(Some records)
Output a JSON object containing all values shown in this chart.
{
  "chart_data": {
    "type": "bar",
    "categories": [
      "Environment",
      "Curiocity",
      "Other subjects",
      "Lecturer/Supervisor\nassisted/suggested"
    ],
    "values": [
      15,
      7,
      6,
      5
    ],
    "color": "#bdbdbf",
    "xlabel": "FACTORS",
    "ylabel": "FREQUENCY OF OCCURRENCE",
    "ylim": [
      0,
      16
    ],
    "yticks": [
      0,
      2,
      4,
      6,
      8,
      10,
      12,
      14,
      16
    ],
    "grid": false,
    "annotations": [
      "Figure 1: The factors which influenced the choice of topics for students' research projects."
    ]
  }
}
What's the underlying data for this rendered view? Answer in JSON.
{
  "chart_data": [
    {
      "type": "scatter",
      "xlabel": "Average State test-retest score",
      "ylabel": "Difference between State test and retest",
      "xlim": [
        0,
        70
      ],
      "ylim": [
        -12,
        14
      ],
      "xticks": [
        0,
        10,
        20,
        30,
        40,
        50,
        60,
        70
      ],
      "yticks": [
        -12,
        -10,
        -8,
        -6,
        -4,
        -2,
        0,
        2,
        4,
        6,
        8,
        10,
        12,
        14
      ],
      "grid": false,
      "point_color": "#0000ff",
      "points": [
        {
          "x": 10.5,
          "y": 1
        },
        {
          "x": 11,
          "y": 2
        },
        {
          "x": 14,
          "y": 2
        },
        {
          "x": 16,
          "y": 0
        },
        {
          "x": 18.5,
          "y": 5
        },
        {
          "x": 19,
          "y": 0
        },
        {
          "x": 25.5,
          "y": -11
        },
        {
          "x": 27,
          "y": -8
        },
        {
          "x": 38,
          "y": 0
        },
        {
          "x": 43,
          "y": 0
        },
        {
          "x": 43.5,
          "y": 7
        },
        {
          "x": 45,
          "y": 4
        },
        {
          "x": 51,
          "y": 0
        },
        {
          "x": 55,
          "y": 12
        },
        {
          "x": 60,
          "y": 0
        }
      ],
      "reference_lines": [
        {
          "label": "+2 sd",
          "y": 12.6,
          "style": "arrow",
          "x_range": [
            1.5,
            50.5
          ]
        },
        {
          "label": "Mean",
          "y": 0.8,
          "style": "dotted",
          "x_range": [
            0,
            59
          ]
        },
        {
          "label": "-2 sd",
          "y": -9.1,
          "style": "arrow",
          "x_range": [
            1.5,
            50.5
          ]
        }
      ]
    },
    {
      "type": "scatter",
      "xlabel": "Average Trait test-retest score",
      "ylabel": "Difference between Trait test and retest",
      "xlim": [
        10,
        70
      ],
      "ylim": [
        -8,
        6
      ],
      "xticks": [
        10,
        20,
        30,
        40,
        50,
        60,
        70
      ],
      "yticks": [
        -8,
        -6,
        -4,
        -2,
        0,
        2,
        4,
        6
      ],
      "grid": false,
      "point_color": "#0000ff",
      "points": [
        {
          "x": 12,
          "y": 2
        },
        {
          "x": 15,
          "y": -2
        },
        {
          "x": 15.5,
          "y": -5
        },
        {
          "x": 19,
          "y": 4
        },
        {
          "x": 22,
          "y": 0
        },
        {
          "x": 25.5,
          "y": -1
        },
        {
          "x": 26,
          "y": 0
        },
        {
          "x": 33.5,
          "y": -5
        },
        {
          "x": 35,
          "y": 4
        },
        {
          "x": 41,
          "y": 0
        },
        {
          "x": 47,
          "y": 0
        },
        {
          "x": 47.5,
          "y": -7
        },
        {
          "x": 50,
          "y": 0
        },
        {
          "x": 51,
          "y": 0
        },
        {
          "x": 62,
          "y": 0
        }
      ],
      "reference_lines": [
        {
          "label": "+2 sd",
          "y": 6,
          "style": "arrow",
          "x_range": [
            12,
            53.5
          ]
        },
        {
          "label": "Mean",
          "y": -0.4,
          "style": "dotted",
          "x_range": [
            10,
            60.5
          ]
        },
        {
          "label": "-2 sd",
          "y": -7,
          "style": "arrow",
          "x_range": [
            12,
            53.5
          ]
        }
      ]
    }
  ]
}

WRITTEN EXERCISE:
Reproduce the material verbatim, line by line.

SOLUTION TO THIS TASK:
Output a JSON object containing all values shown in this chart.
{
  "chart_data": {
    "type": "bar",
    "categories": [
      "Environment",
      "Curiocity",
      "Other subjects",
      "Lecturer/Supervisor\nassisted/suggested"
    ],
    "values": [
      15,
      7,
      6,
      5
    ],
    "color": "#bdbdbf",
    "xlabel": "FACTORS",
    "ylabel": "FREQUENCY OF OCCURRENCE",
    "ylim": [
      0,
      16
    ],
    "yticks": [
      0,
      2,
      4,
      6,
      8,
      10,
      12,
      14,
      16
    ],
    "grid": false,
    "annotations": [
      "Figure 1: The factors which influenced the choice of topics for students' research projects."
    ]
  }
}
What's the underlying data for this rendered view? Answer in JSON.
{
  "chart_data": [
    {
      "type": "scatter",
      "xlabel": "Average State test-retest score",
      "ylabel": "Difference between State test and retest",
      "xlim": [
        0,
        70
      ],
      "ylim": [
        -12,
        14
      ],
      "xticks": [
        0,
        10,
        20,
        30,
        40,
        50,
        60,
        70
      ],
      "yticks": [
        -12,
        -10,
        -8,
        -6,
        -4,
        -2,
        0,
        2,
        4,
        6,
        8,
        10,
        12,
        14
      ],
      "grid": false,
      "point_color": "#0000ff",
      "points": [
        {
          "x": 10.5,
          "y": 1
        },
        {
          "x": 11,
          "y": 2
        },
        {
          "x": 14,
          "y": 2
        },
        {
          "x": 16,
          "y": 0
        },
        {
          "x": 18.5,
          "y": 5
        },
        {
          "x": 19,
          "y": 0
        },
        {
          "x": 25.5,
          "y": -11
        },
        {
          "x": 27,
          "y": -8
        },
        {
          "x": 38,
          "y": 0
        },
        {
          "x": 43,
          "y": 0
        },
        {
          "x": 43.5,
          "y": 7
        },
        {
          "x": 45,
          "y": 4
        },
        {
          "x": 51,
          "y": 0
        },
        {
          "x": 55,
          "y": 12
        },
        {
          "x": 60,
          "y": 0
        }
      ],
      "reference_lines": [
        {
          "label": "+2 sd",
          "y": 12.6,
          "style": "arrow",
          "x_range": [
            1.5,
            50.5
          ]
        },
        {
          "label": "Mean",
          "y": 0.8,
          "style": "dotted",
          "x_range": [
            0,
            59
          ]
        },
        {
          "label": "-2 sd",
          "y": -9.1,
          "style": "arrow",
          "x_range": [
            1.5,
            50.5
          ]
        }
      ]
    },
    {
      "type": "scatter",
      "xlabel": "Average Trait test-retest score",
      "ylabel": "Difference between Trait test and retest",
      "xlim": [
        10,
        70
      ],
      "ylim": [
        -8,
        6
      ],
      "xticks": [
        10,
        20,
        30,
        40,
        50,
        60,
        70
      ],
      "yticks": [
        -8,
        -6,
        -4,
        -2,
        0,
        2,
        4,
        6
      ],
      "grid": false,
      "point_color": "#0000ff",
      "points": [
        {
          "x": 12,
          "y": 2
        },
        {
          "x": 15,
          "y": -2
        },
        {
          "x": 15.5,
          "y": -5
        },
        {
          "x": 19,
          "y": 4
        },
        {
          "x": 22,
          "y": 0
        },
        {
          "x": 25.5,
          "y": -1
        },
        {
          "x": 26,
          "y": 0
        },
        {
          "x": 33.5,
          "y": -5
        },
        {
          "x": 35,
          "y": 4
        },
        {
          "x": 41,
          "y": 0
        },
        {
          "x": 47,
          "y": 0
        },
        {
          "x": 47.5,
          "y": -7
        },
        {
          "x": 50,
          "y": 0
        },
        {
          "x": 51,
          "y": 0
        },
        {
          "x": 62,
          "y": 0
        }
      ],
      "reference_lines": [
        {
          "label": "+2 sd",
          "y": 6,
          "style": "arrow",
          "x_range": [
            12,
            53.5
          ]
        },
        {
          "label": "Mean",
          "y": -0.4,
          "style": "dotted",
          "x_range": [
            10,
            60.5
          ]
        },
        {
          "label": "-2 sd",
          "y": -7,
          "style": "arrow",
          "x_range": [
            12,
            53.5
          ]
        }
      ]
    }
  ]
}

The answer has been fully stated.